┌──

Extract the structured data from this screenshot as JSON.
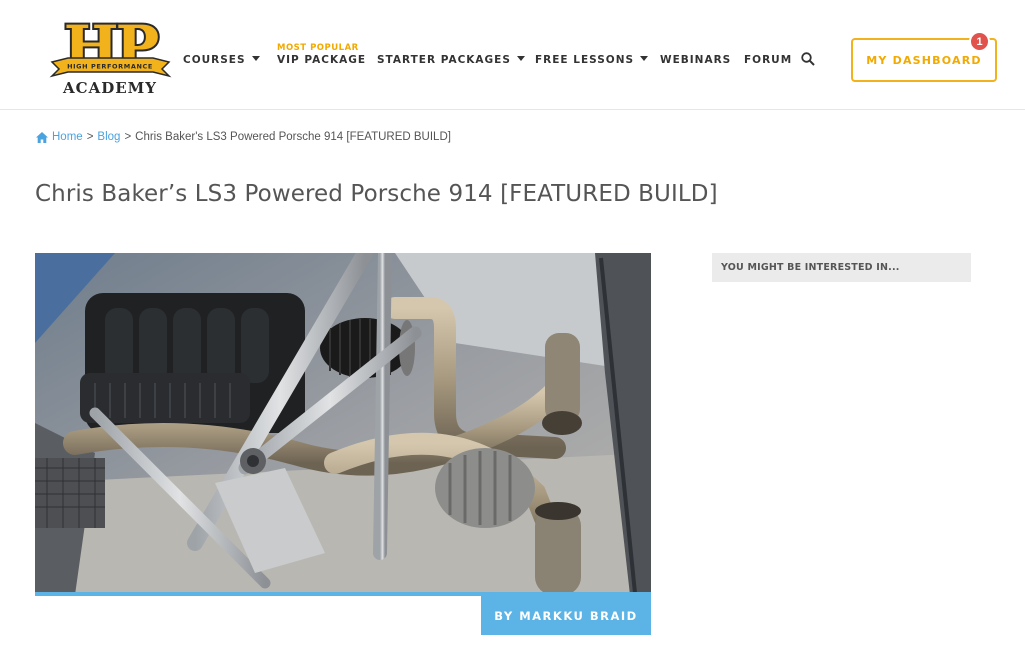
{
  "header": {
    "logo": {
      "letters": "HP",
      "ribbon_text": "HIGH PERFORMANCE",
      "sub_text": "ACADEMY"
    },
    "nav": [
      {
        "label": "COURSES",
        "has_dropdown": true
      },
      {
        "label": "VIP PACKAGE",
        "tag": "MOST POPULAR",
        "has_dropdown": false
      },
      {
        "label": "STARTER PACKAGES",
        "has_dropdown": true
      },
      {
        "label": "FREE LESSONS",
        "has_dropdown": true
      },
      {
        "label": "WEBINARS",
        "has_dropdown": false
      },
      {
        "label": "FORUM",
        "has_dropdown": false
      }
    ],
    "search_icon": "search-icon",
    "dashboard_button": {
      "label": "MY DASHBOARD",
      "notification_count": "1"
    }
  },
  "breadcrumb": {
    "home_icon": "home-icon",
    "items": [
      "Home",
      "Blog"
    ],
    "separator": ">",
    "current": "Chris Baker's LS3 Powered Porsche 914 [FEATURED BUILD]"
  },
  "article": {
    "title": "Chris Baker’s LS3 Powered Porsche 914 [FEATURED BUILD]",
    "author_tag": "BY MARKKU BRAID"
  },
  "sidebar": {
    "heading": "YOU MIGHT BE INTERESTED IN..."
  },
  "colors": {
    "accent": "#f2b21c",
    "link": "#4aa3df",
    "author_bg": "#5bb3e6",
    "badge": "#e2524c"
  }
}
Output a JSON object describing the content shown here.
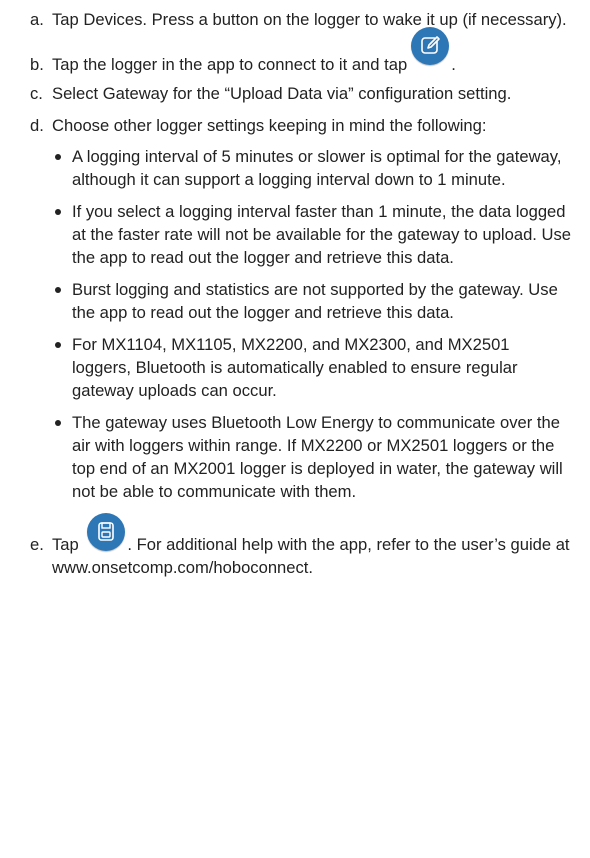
{
  "steps": {
    "a": {
      "letter": "a.",
      "text": "Tap Devices. Press a button on the logger to wake it up (if necessary)."
    },
    "b": {
      "letter": "b.",
      "text_before": "Tap the logger in the app to connect to it and tap",
      "text_after": ".",
      "icon": "edit-icon"
    },
    "c": {
      "letter": "c.",
      "text": "Select Gateway for the “Upload Data via” configuration setting."
    },
    "d": {
      "letter": "d.",
      "text": "Choose other logger settings keeping in mind the following:",
      "bullets": [
        "A logging interval of 5 minutes or slower is optimal for the gateway, although it can support a logging interval down to 1 minute.",
        "If you select a logging interval faster than 1 minute, the data logged at the faster rate will not be available for the gateway to upload. Use the app to read out the logger and retrieve this data.",
        "Burst logging and statistics are not supported by the gateway. Use the app to read out the logger and retrieve this data.",
        "For MX1104, MX1105, MX2200, and MX2300, and MX2501 loggers, Bluetooth is automatically enabled to ensure regular gateway uploads can occur.",
        "The gateway uses Bluetooth Low Energy to communicate over the air with loggers within range. If MX2200 or MX2501 loggers or the top end of an MX2001 logger is deployed in water, the gateway will not be able to communicate with them."
      ]
    },
    "e": {
      "letter": "e.",
      "text_before": "Tap",
      "text_after": ". For additional help with the app, refer to the user’s guide at www.onsetcomp.com/hoboconnect.",
      "icon": "save-icon"
    }
  },
  "colors": {
    "icon_background": "#2e77b7",
    "text": "#222222"
  }
}
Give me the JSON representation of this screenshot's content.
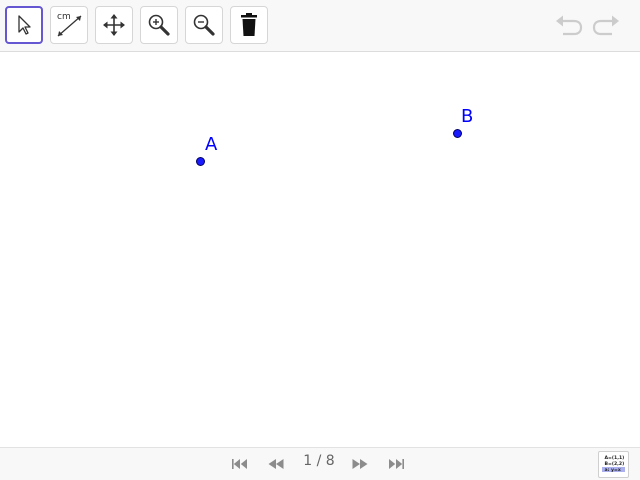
{
  "toolbar": {
    "tools": [
      {
        "name": "move-tool",
        "icon": "cursor-arrow-icon",
        "selected": true
      },
      {
        "name": "distance-tool",
        "icon": "ruler-distance-icon",
        "label": "cm"
      },
      {
        "name": "move-graphics-view-tool",
        "icon": "four-arrows-icon"
      },
      {
        "name": "zoom-in-tool",
        "icon": "zoom-in-icon"
      },
      {
        "name": "zoom-out-tool",
        "icon": "zoom-out-icon"
      },
      {
        "name": "delete-tool",
        "icon": "trash-icon"
      }
    ],
    "undo_icon": "undo-icon",
    "redo_icon": "redo-icon"
  },
  "canvas": {
    "points": [
      {
        "label": "A"
      },
      {
        "label": "B"
      }
    ],
    "point_color": "#1a1aff",
    "label_color": "#0000ff"
  },
  "bottombar": {
    "page_indicator": "1 / 8",
    "icons": [
      "first-page-icon",
      "previous-page-icon",
      "next-page-icon",
      "last-page-icon"
    ],
    "algebra_view": {
      "icon": "algebra-view-icon",
      "lines": [
        "A=(1,1)",
        "B=(2,2)",
        "a: y=x"
      ]
    }
  },
  "colors": {
    "selection_border": "#6557d2",
    "icon_dark": "#333333",
    "icon_disabled": "#cccccc",
    "nav_icon": "#8c8c8c"
  }
}
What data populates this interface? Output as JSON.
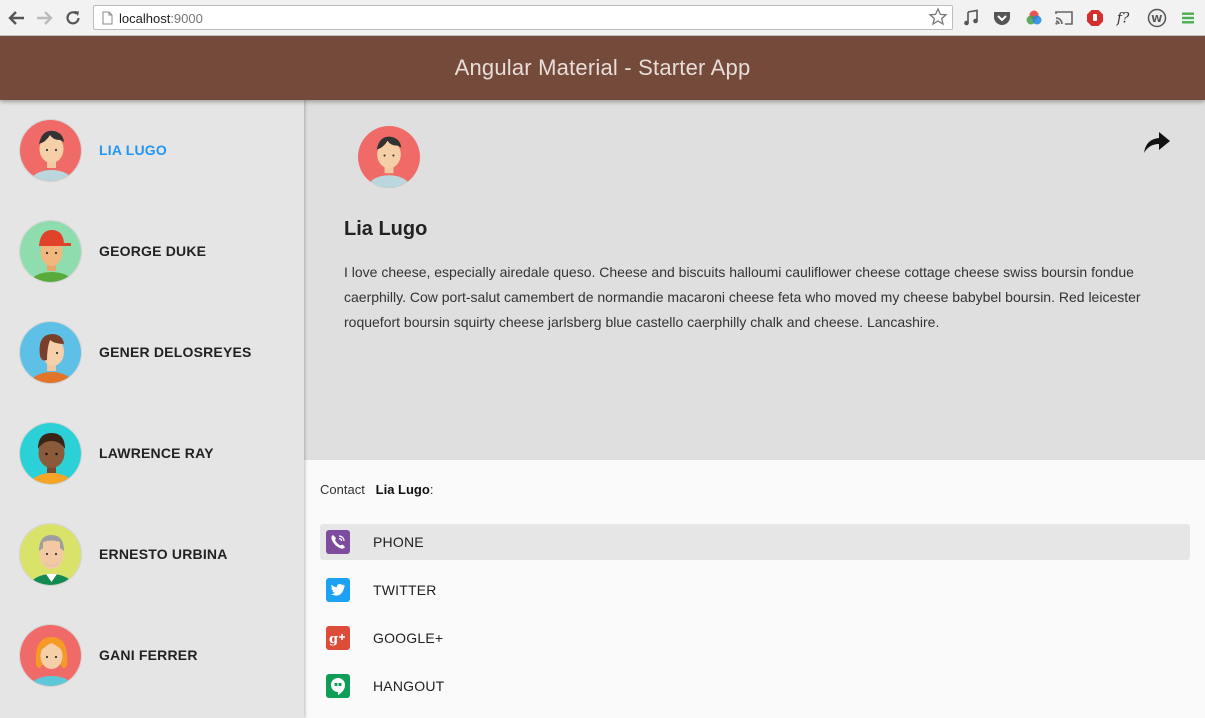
{
  "browser": {
    "url_host": "localhost",
    "url_port": ":9000"
  },
  "toolbar": {
    "title": "Angular Material - Starter App"
  },
  "sidebar": {
    "users": [
      {
        "name": "LIA LUGO",
        "avatar": "avatar-lia-icon",
        "selected": true
      },
      {
        "name": "GEORGE DUKE",
        "avatar": "avatar-george-icon"
      },
      {
        "name": "GENER DELOSREYES",
        "avatar": "avatar-gener-icon"
      },
      {
        "name": "LAWRENCE RAY",
        "avatar": "avatar-lawrence-icon"
      },
      {
        "name": "ERNESTO URBINA",
        "avatar": "avatar-ernesto-icon"
      },
      {
        "name": "GANI FERRER",
        "avatar": "avatar-gani-icon"
      }
    ]
  },
  "content": {
    "name": "Lia Lugo",
    "bio": "I love cheese, especially airedale queso. Cheese and biscuits halloumi cauliflower cheese cottage cheese swiss boursin fondue caerphilly. Cow port-salut camembert de normandie macaroni cheese feta who moved my cheese babybel boursin. Red leicester roquefort boursin squirty cheese jarlsberg blue castello caerphilly chalk and cheese. Lancashire."
  },
  "sheet": {
    "contact_label": "Contact",
    "contact_name": "Lia Lugo",
    "contact_suffix": ":",
    "items": [
      {
        "label": "PHONE",
        "icon": "phone-icon",
        "color": "#7d4c9e"
      },
      {
        "label": "TWITTER",
        "icon": "twitter-icon",
        "color": "#1da1f2"
      },
      {
        "label": "GOOGLE+",
        "icon": "google-plus-icon",
        "color": "#dd4b39"
      },
      {
        "label": "HANGOUT",
        "icon": "hangout-icon",
        "color": "#0f9d58"
      }
    ]
  },
  "colors": {
    "toolbar": "#744a3b",
    "selected_user": "#2196f3"
  }
}
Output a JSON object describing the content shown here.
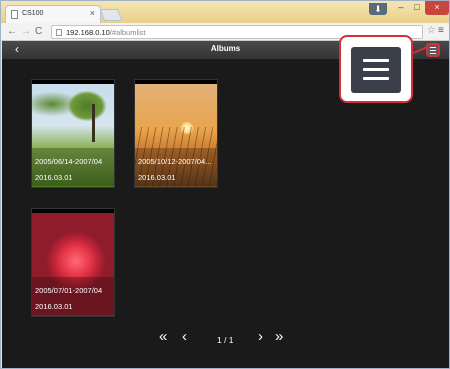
{
  "browser": {
    "tab_title": "CS100",
    "tab_close": "×",
    "window_controls": {
      "user": "⬇",
      "minimize": "–",
      "maximize": "□",
      "close": "×"
    },
    "nav": {
      "back": "←",
      "forward": "→",
      "reload": "C"
    },
    "url_host": "192.168.0.10",
    "url_path": "/#albumlist",
    "star": "☆",
    "menu": "≡"
  },
  "app": {
    "back_label": "‹",
    "title": "Albums",
    "menu_icon": "hamburger-menu-icon"
  },
  "albums": [
    {
      "range": "2005/06/14-2007/04",
      "date": "2016.03.01"
    },
    {
      "range": "2005/10/12-2007/04...",
      "date": "2016.03.01"
    },
    {
      "range": "2005/07/01-2007/04",
      "date": "2016.03.01"
    }
  ],
  "pager": {
    "first": "«",
    "prev": "‹",
    "page": "1 / 1",
    "next": "›",
    "last": "»"
  },
  "colors": {
    "accent": "#d62f3b",
    "background": "#1a1a1a",
    "header": "#3d3d3d"
  }
}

└──

What is expected:
Retype the whole listing, keeping every line identical and omitting all pictures.

Solution to the problem:
Extract the structured data from this screenshot as JSON.
{
  "header": {
    "logo": {
      "letters": "HP",
      "ribbon_text": "HIGH PERFORMANCE",
      "sub_text": "ACADEMY"
    },
    "nav": [
      {
        "label": "COURSES",
        "has_dropdown": true
      },
      {
        "label": "VIP PACKAGE",
        "tag": "MOST POPULAR",
        "has_dropdown": false
      },
      {
        "label": "STARTER PACKAGES",
        "has_dropdown": true
      },
      {
        "label": "FREE LESSONS",
        "has_dropdown": true
      },
      {
        "label": "WEBINARS",
        "has_dropdown": false
      },
      {
        "label": "FORUM",
        "has_dropdown": false
      }
    ],
    "search_icon": "search-icon",
    "dashboard_button": {
      "label": "MY DASHBOARD",
      "notification_count": "1"
    }
  },
  "breadcrumb": {
    "home_icon": "home-icon",
    "items": [
      "Home",
      "Blog"
    ],
    "separator": ">",
    "current": "Chris Baker's LS3 Powered Porsche 914 [FEATURED BUILD]"
  },
  "article": {
    "title": "Chris Baker’s LS3 Powered Porsche 914 [FEATURED BUILD]",
    "author_tag": "BY MARKKU BRAID"
  },
  "sidebar": {
    "heading": "YOU MIGHT BE INTERESTED IN..."
  },
  "colors": {
    "accent": "#f2b21c",
    "link": "#4aa3df",
    "author_bg": "#5bb3e6",
    "badge": "#e2524c"
  }
}
Output a JSON object describing the content shown here.
{
  "steps": {
    "a": {
      "letter": "a.",
      "text": "Tap Devices. Press a button on the logger to wake it up (if necessary)."
    },
    "b": {
      "letter": "b.",
      "text_before": "Tap the logger in the app to connect to it and tap",
      "text_after": ".",
      "icon": "edit-icon"
    },
    "c": {
      "letter": "c.",
      "text": "Select Gateway for the “Upload Data via” configuration setting."
    },
    "d": {
      "letter": "d.",
      "text": "Choose other logger settings keeping in mind the following:",
      "bullets": [
        "A logging interval of 5 minutes or slower is optimal for the gateway, although it can support a logging interval down to 1 minute.",
        "If you select a logging interval faster than 1 minute, the data logged at the faster rate will not be available for the gateway to upload. Use the app to read out the logger and retrieve this data.",
        "Burst logging and statistics are not supported by the gateway. Use the app to read out the logger and retrieve this data.",
        "For MX1104, MX1105, MX2200, and MX2300, and MX2501 loggers, Bluetooth is automatically enabled to ensure regular gateway uploads can occur.",
        "The gateway uses Bluetooth Low Energy to communicate over the air with loggers within range. If MX2200 or MX2501 loggers or the top end of an MX2001 logger is deployed in water, the gateway will not be able to communicate with them."
      ]
    },
    "e": {
      "letter": "e.",
      "text_before": "Tap",
      "text_after": ". For additional help with the app, refer to the user’s guide at www.onsetcomp.com/hoboconnect.",
      "icon": "save-icon"
    }
  },
  "colors": {
    "icon_background": "#2e77b7",
    "text": "#222222"
  }
}
Give me the JSON representation of this screenshot's content.
{
  "toolbar": {
    "tools": [
      {
        "name": "move-tool",
        "icon": "cursor-arrow-icon",
        "selected": true
      },
      {
        "name": "distance-tool",
        "icon": "ruler-distance-icon",
        "label": "cm"
      },
      {
        "name": "move-graphics-view-tool",
        "icon": "four-arrows-icon"
      },
      {
        "name": "zoom-in-tool",
        "icon": "zoom-in-icon"
      },
      {
        "name": "zoom-out-tool",
        "icon": "zoom-out-icon"
      },
      {
        "name": "delete-tool",
        "icon": "trash-icon"
      }
    ],
    "undo_icon": "undo-icon",
    "redo_icon": "redo-icon"
  },
  "canvas": {
    "points": [
      {
        "label": "A"
      },
      {
        "label": "B"
      }
    ],
    "point_color": "#1a1aff",
    "label_color": "#0000ff"
  },
  "bottombar": {
    "page_indicator": "1 / 8",
    "icons": [
      "first-page-icon",
      "previous-page-icon",
      "next-page-icon",
      "last-page-icon"
    ],
    "algebra_view": {
      "icon": "algebra-view-icon",
      "lines": [
        "A=(1,1)",
        "B=(2,2)",
        "a: y=x"
      ]
    }
  },
  "colors": {
    "selection_border": "#6557d2",
    "icon_dark": "#333333",
    "icon_disabled": "#cccccc",
    "nav_icon": "#8c8c8c"
  }
}
What data populates this interface? Output as JSON.
{
  "browser": {
    "url_host": "localhost",
    "url_port": ":9000"
  },
  "toolbar": {
    "title": "Angular Material - Starter App"
  },
  "sidebar": {
    "users": [
      {
        "name": "LIA LUGO",
        "avatar": "avatar-lia-icon",
        "selected": true
      },
      {
        "name": "GEORGE DUKE",
        "avatar": "avatar-george-icon"
      },
      {
        "name": "GENER DELOSREYES",
        "avatar": "avatar-gener-icon"
      },
      {
        "name": "LAWRENCE RAY",
        "avatar": "avatar-lawrence-icon"
      },
      {
        "name": "ERNESTO URBINA",
        "avatar": "avatar-ernesto-icon"
      },
      {
        "name": "GANI FERRER",
        "avatar": "avatar-gani-icon"
      }
    ]
  },
  "content": {
    "name": "Lia Lugo",
    "bio": "I love cheese, especially airedale queso. Cheese and biscuits halloumi cauliflower cheese cottage cheese swiss boursin fondue caerphilly. Cow port-salut camembert de normandie macaroni cheese feta who moved my cheese babybel boursin. Red leicester roquefort boursin squirty cheese jarlsberg blue castello caerphilly chalk and cheese. Lancashire."
  },
  "sheet": {
    "contact_label": "Contact",
    "contact_name": "Lia Lugo",
    "contact_suffix": ":",
    "items": [
      {
        "label": "PHONE",
        "icon": "phone-icon",
        "color": "#7d4c9e"
      },
      {
        "label": "TWITTER",
        "icon": "twitter-icon",
        "color": "#1da1f2"
      },
      {
        "label": "GOOGLE+",
        "icon": "google-plus-icon",
        "color": "#dd4b39"
      },
      {
        "label": "HANGOUT",
        "icon": "hangout-icon",
        "color": "#0f9d58"
      }
    ]
  },
  "colors": {
    "toolbar": "#744a3b",
    "selected_user": "#2196f3"
  }
}
Output a JSON object describing the content shown here.
{
  "browser": {
    "tab_title": "CS100",
    "tab_close": "×",
    "window_controls": {
      "user": "⬇",
      "minimize": "–",
      "maximize": "□",
      "close": "×"
    },
    "nav": {
      "back": "←",
      "forward": "→",
      "reload": "C"
    },
    "url_host": "192.168.0.10",
    "url_path": "/#albumlist",
    "star": "☆",
    "menu": "≡"
  },
  "app": {
    "back_label": "‹",
    "title": "Albums",
    "menu_icon": "hamburger-menu-icon"
  },
  "albums": [
    {
      "range": "2005/06/14-2007/04",
      "date": "2016.03.01"
    },
    {
      "range": "2005/10/12-2007/04...",
      "date": "2016.03.01"
    },
    {
      "range": "2005/07/01-2007/04",
      "date": "2016.03.01"
    }
  ],
  "pager": {
    "first": "«",
    "prev": "‹",
    "page": "1 / 1",
    "next": "›",
    "last": "»"
  },
  "colors": {
    "accent": "#d62f3b",
    "background": "#1a1a1a",
    "header": "#3d3d3d"
  }
}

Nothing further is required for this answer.